Reproduce the data below in full and exclude every picture.
BEGIN
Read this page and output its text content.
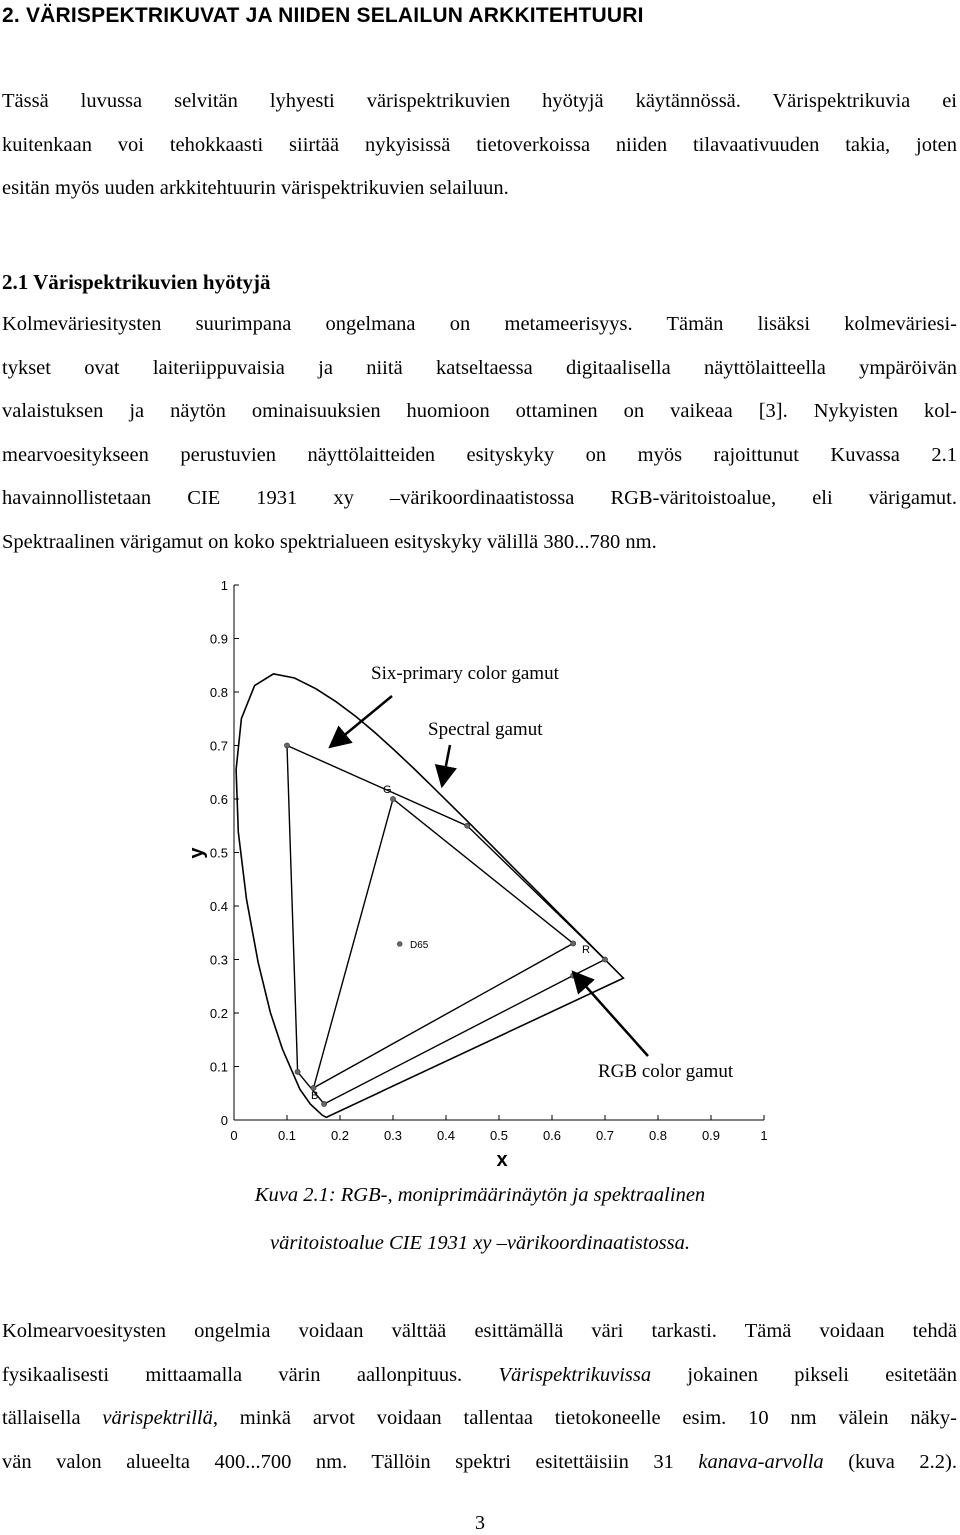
2. VÄRISPEKTRIKUVAT JA NIIDEN SELAILUN ARKKITEHTUURI
Tässä luvussa selvitän lyhyesti värispektrikuvien hyötyjä käytännössä. Värispektrikuvia ei
kuitenkaan voi tehokkaasti siirtää nykyisissä tietoverkoissa niiden tilavaativuuden takia, joten
esitän myös uuden arkkitehtuurin värispektrikuvien selailuun.
2.1 Värispektrikuvien hyötyjä
Kolmeväriesitysten suurimpana ongelmana on metameerisyys. Tämän lisäksi kolmeväriesi-
tykset ovat laiteriippuvaisia ja niitä katseltaessa digitaalisella näyttölaitteella ympäröivän
valaistuksen ja näytön ominaisuuksien huomioon ottaminen on vaikeaa [3]. Nykyisten kol-
mearvoesitykseen perustuvien näyttölaitteiden esityskyky on myös rajoittunut Kuvassa 2.1
havainnollistetaan CIE 1931 xy –värikoordinaatistossa RGB-väritoistoalue, eli värigamut.
Spektraalinen värigamut on koko spektrialueen esityskyky välillä 380...780 nm.
0	0.1	0.2	0.3	0.4	0.5	0.6	0.7	0.8	0.9	1
0
0.1
0.2
0.3
0.4
0.5
0.6
0.7
0.8
0.9
1
G
R
B
D65
Six-primary color gamut
Spectral gamut
RGB color gamut
x
y
Kuva 2.1: RGB-, moniprimäärinäytön ja spektraalinen
väritoistoalue CIE 1931 xy –värikoordinaatistossa.
Kolmearvoesitysten ongelmia voidaan välttää esittämällä väri tarkasti. Tämä voidaan tehdä
fysikaalisesti mittaamalla värin aallonpituus. Värispektrikuvissa jokainen pikseli esitetään
tällaisella värispektrillä, minkä arvot voidaan tallentaa tietokoneelle esim. 10 nm välein näky-
vän valon alueelta 400...700 nm. Tällöin spektri esitettäisiin 31 kanava-arvolla (kuva 2.2).
3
END
> _SOLUTION FOR THIS EXERCISE_
Read this page and output its text content.
2. VÄRISPEKTRIKUVAT JA NIIDEN SELAILUN ARKKITEHTUURI
Tässä luvussa selvitän lyhyesti värispektrikuvien hyötyjä käytännössä. Värispektrikuvia ei
kuitenkaan voi tehokkaasti siirtää nykyisissä tietoverkoissa niiden tilavaativuuden takia, joten
esitän myös uuden arkkitehtuurin värispektrikuvien selailuun.
2.1 Värispektrikuvien hyötyjä
Kolmeväriesitysten suurimpana ongelmana on metameerisyys. Tämän lisäksi kolmeväriesi-
tykset ovat laiteriippuvaisia ja niitä katseltaessa digitaalisella näyttölaitteella ympäröivän
valaistuksen ja näytön ominaisuuksien huomioon ottaminen on vaikeaa [3]. Nykyisten kol-
mearvoesitykseen perustuvien näyttölaitteiden esityskyky on myös rajoittunut Kuvassa 2.1
havainnollistetaan CIE 1931 xy –värikoordinaatistossa RGB-väritoistoalue, eli värigamut.
Spektraalinen värigamut on koko spektrialueen esityskyky välillä 380...780 nm.
0	0.1	0.2	0.3	0.4	0.5	0.6	0.7	0.8	0.9	1
0
0.1
0.2
0.3
0.4
0.5
0.6
0.7
0.8
0.9
1
G
R
B
D65
Six-primary color gamut
Spectral gamut
RGB color gamut
x
y
Kuva 2.1: RGB-, moniprimäärinäytön ja spektraalinen
väritoistoalue CIE 1931 xy –värikoordinaatistossa.
Kolmearvoesitysten ongelmia voidaan välttää esittämällä väri tarkasti. Tämä voidaan tehdä
fysikaalisesti mittaamalla värin aallonpituus. Värispektrikuvissa jokainen pikseli esitetään
tällaisella värispektrillä, minkä arvot voidaan tallentaa tietokoneelle esim. 10 nm välein näky-
vän valon alueelta 400...700 nm. Tällöin spektri esitettäisiin 31 kanava-arvolla (kuva 2.2).
3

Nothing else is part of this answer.